> CHALLENGE: The data below needs to be returned exactly, line for line.

> DATA PROVIDED:
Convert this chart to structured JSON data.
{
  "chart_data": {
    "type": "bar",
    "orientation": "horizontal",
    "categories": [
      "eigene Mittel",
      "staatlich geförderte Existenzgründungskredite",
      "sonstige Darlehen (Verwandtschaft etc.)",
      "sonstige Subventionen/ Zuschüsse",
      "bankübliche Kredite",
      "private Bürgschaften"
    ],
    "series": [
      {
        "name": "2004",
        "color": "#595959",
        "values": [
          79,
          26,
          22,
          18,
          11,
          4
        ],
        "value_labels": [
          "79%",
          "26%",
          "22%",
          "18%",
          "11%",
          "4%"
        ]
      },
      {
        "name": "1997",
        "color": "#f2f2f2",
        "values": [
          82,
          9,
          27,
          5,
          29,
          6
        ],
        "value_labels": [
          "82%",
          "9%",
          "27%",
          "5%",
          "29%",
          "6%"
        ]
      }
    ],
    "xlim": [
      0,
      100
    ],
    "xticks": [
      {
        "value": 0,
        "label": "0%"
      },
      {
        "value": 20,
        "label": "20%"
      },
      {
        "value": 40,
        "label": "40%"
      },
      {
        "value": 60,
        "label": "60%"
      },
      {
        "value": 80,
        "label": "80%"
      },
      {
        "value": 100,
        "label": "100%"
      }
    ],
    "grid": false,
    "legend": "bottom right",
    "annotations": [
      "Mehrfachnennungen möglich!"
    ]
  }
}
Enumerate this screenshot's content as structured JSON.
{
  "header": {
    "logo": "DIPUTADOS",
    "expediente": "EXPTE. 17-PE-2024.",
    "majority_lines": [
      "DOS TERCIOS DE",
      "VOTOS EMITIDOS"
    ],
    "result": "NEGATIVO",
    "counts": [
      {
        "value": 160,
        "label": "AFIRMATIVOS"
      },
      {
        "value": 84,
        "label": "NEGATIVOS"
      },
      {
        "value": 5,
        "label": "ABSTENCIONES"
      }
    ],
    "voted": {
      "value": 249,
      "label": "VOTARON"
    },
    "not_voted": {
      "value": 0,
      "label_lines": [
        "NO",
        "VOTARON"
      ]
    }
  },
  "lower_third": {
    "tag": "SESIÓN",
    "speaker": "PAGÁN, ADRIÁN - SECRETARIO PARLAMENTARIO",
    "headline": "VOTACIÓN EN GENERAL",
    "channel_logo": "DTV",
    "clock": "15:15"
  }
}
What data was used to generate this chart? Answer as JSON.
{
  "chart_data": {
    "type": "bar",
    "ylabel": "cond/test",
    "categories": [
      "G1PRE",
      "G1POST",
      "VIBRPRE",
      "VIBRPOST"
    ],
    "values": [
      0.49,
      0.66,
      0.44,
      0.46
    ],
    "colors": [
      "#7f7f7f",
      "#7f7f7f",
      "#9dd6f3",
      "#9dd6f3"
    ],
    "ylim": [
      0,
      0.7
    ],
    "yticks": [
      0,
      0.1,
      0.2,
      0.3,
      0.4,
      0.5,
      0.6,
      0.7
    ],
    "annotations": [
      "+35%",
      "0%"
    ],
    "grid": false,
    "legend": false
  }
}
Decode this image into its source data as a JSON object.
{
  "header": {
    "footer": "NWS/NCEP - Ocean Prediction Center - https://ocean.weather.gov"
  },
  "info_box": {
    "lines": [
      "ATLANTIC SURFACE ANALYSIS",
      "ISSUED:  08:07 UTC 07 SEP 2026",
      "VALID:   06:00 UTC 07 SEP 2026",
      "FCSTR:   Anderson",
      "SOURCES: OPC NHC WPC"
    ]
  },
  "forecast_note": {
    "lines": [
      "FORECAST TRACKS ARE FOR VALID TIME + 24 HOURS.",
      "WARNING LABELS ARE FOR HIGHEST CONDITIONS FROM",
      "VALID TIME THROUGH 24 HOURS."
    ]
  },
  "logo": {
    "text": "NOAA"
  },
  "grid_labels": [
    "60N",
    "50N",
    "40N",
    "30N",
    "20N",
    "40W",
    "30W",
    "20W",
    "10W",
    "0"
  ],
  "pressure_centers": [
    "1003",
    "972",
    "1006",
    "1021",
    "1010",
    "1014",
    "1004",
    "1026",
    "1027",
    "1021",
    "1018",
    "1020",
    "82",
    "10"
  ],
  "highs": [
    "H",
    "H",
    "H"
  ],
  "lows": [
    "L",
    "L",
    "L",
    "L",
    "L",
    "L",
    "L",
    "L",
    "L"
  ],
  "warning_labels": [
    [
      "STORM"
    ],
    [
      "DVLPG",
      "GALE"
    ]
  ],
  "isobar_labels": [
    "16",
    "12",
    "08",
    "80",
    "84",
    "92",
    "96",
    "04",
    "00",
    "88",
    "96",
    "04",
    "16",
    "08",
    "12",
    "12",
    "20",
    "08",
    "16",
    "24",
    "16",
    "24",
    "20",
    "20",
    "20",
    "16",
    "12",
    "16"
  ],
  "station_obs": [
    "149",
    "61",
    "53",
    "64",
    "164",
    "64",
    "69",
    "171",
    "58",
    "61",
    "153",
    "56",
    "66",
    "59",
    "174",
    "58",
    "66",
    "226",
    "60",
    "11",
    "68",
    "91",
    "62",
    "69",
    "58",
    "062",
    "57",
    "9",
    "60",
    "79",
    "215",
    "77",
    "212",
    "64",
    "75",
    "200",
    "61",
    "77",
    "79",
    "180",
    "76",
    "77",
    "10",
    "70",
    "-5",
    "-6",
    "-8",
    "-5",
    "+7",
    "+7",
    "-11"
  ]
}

> FINISHED EXERCISE:
Convert this chart to structured JSON data.
{
  "chart_data": {
    "type": "bar",
    "orientation": "horizontal",
    "categories": [
      "eigene Mittel",
      "staatlich geförderte Existenzgründungskredite",
      "sonstige Darlehen (Verwandtschaft etc.)",
      "sonstige Subventionen/ Zuschüsse",
      "bankübliche Kredite",
      "private Bürgschaften"
    ],
    "series": [
      {
        "name": "2004",
        "color": "#595959",
        "values": [
          79,
          26,
          22,
          18,
          11,
          4
        ],
        "value_labels": [
          "79%",
          "26%",
          "22%",
          "18%",
          "11%",
          "4%"
        ]
      },
      {
        "name": "1997",
        "color": "#f2f2f2",
        "values": [
          82,
          9,
          27,
          5,
          29,
          6
        ],
        "value_labels": [
          "82%",
          "9%",
          "27%",
          "5%",
          "29%",
          "6%"
        ]
      }
    ],
    "xlim": [
      0,
      100
    ],
    "xticks": [
      {
        "value": 0,
        "label": "0%"
      },
      {
        "value": 20,
        "label": "20%"
      },
      {
        "value": 40,
        "label": "40%"
      },
      {
        "value": 60,
        "label": "60%"
      },
      {
        "value": 80,
        "label": "80%"
      },
      {
        "value": 100,
        "label": "100%"
      }
    ],
    "grid": false,
    "legend": "bottom right",
    "annotations": [
      "Mehrfachnennungen möglich!"
    ]
  }
}
Enumerate this screenshot's content as structured JSON.
{
  "header": {
    "logo": "DIPUTADOS",
    "expediente": "EXPTE. 17-PE-2024.",
    "majority_lines": [
      "DOS TERCIOS DE",
      "VOTOS EMITIDOS"
    ],
    "result": "NEGATIVO",
    "counts": [
      {
        "value": 160,
        "label": "AFIRMATIVOS"
      },
      {
        "value": 84,
        "label": "NEGATIVOS"
      },
      {
        "value": 5,
        "label": "ABSTENCIONES"
      }
    ],
    "voted": {
      "value": 249,
      "label": "VOTARON"
    },
    "not_voted": {
      "value": 0,
      "label_lines": [
        "NO",
        "VOTARON"
      ]
    }
  },
  "lower_third": {
    "tag": "SESIÓN",
    "speaker": "PAGÁN, ADRIÁN - SECRETARIO PARLAMENTARIO",
    "headline": "VOTACIÓN EN GENERAL",
    "channel_logo": "DTV",
    "clock": "15:15"
  }
}
What data was used to generate this chart? Answer as JSON.
{
  "chart_data": {
    "type": "bar",
    "ylabel": "cond/test",
    "categories": [
      "G1PRE",
      "G1POST",
      "VIBRPRE",
      "VIBRPOST"
    ],
    "values": [
      0.49,
      0.66,
      0.44,
      0.46
    ],
    "colors": [
      "#7f7f7f",
      "#7f7f7f",
      "#9dd6f3",
      "#9dd6f3"
    ],
    "ylim": [
      0,
      0.7
    ],
    "yticks": [
      0,
      0.1,
      0.2,
      0.3,
      0.4,
      0.5,
      0.6,
      0.7
    ],
    "annotations": [
      "+35%",
      "0%"
    ],
    "grid": false,
    "legend": false
  }
}
Decode this image into its source data as a JSON object.
{
  "header": {
    "footer": "NWS/NCEP - Ocean Prediction Center - https://ocean.weather.gov"
  },
  "info_box": {
    "lines": [
      "ATLANTIC SURFACE ANALYSIS",
      "ISSUED:  08:07 UTC 07 SEP 2026",
      "VALID:   06:00 UTC 07 SEP 2026",
      "FCSTR:   Anderson",
      "SOURCES: OPC NHC WPC"
    ]
  },
  "forecast_note": {
    "lines": [
      "FORECAST TRACKS ARE FOR VALID TIME + 24 HOURS.",
      "WARNING LABELS ARE FOR HIGHEST CONDITIONS FROM",
      "VALID TIME THROUGH 24 HOURS."
    ]
  },
  "logo": {
    "text": "NOAA"
  },
  "grid_labels": [
    "60N",
    "50N",
    "40N",
    "30N",
    "20N",
    "40W",
    "30W",
    "20W",
    "10W",
    "0"
  ],
  "pressure_centers": [
    "1003",
    "972",
    "1006",
    "1021",
    "1010",
    "1014",
    "1004",
    "1026",
    "1027",
    "1021",
    "1018",
    "1020",
    "82",
    "10"
  ],
  "highs": [
    "H",
    "H",
    "H"
  ],
  "lows": [
    "L",
    "L",
    "L",
    "L",
    "L",
    "L",
    "L",
    "L",
    "L"
  ],
  "warning_labels": [
    [
      "STORM"
    ],
    [
      "DVLPG",
      "GALE"
    ]
  ],
  "isobar_labels": [
    "16",
    "12",
    "08",
    "80",
    "84",
    "92",
    "96",
    "04",
    "00",
    "88",
    "96",
    "04",
    "16",
    "08",
    "12",
    "12",
    "20",
    "08",
    "16",
    "24",
    "16",
    "24",
    "20",
    "20",
    "20",
    "16",
    "12",
    "16"
  ],
  "station_obs": [
    "149",
    "61",
    "53",
    "64",
    "164",
    "64",
    "69",
    "171",
    "58",
    "61",
    "153",
    "56",
    "66",
    "59",
    "174",
    "58",
    "66",
    "226",
    "60",
    "11",
    "68",
    "91",
    "62",
    "69",
    "58",
    "062",
    "57",
    "9",
    "60",
    "79",
    "215",
    "77",
    "212",
    "64",
    "75",
    "200",
    "61",
    "77",
    "79",
    "180",
    "76",
    "77",
    "10",
    "70",
    "-5",
    "-6",
    "-8",
    "-5",
    "+7",
    "+7",
    "-11"
  ]
}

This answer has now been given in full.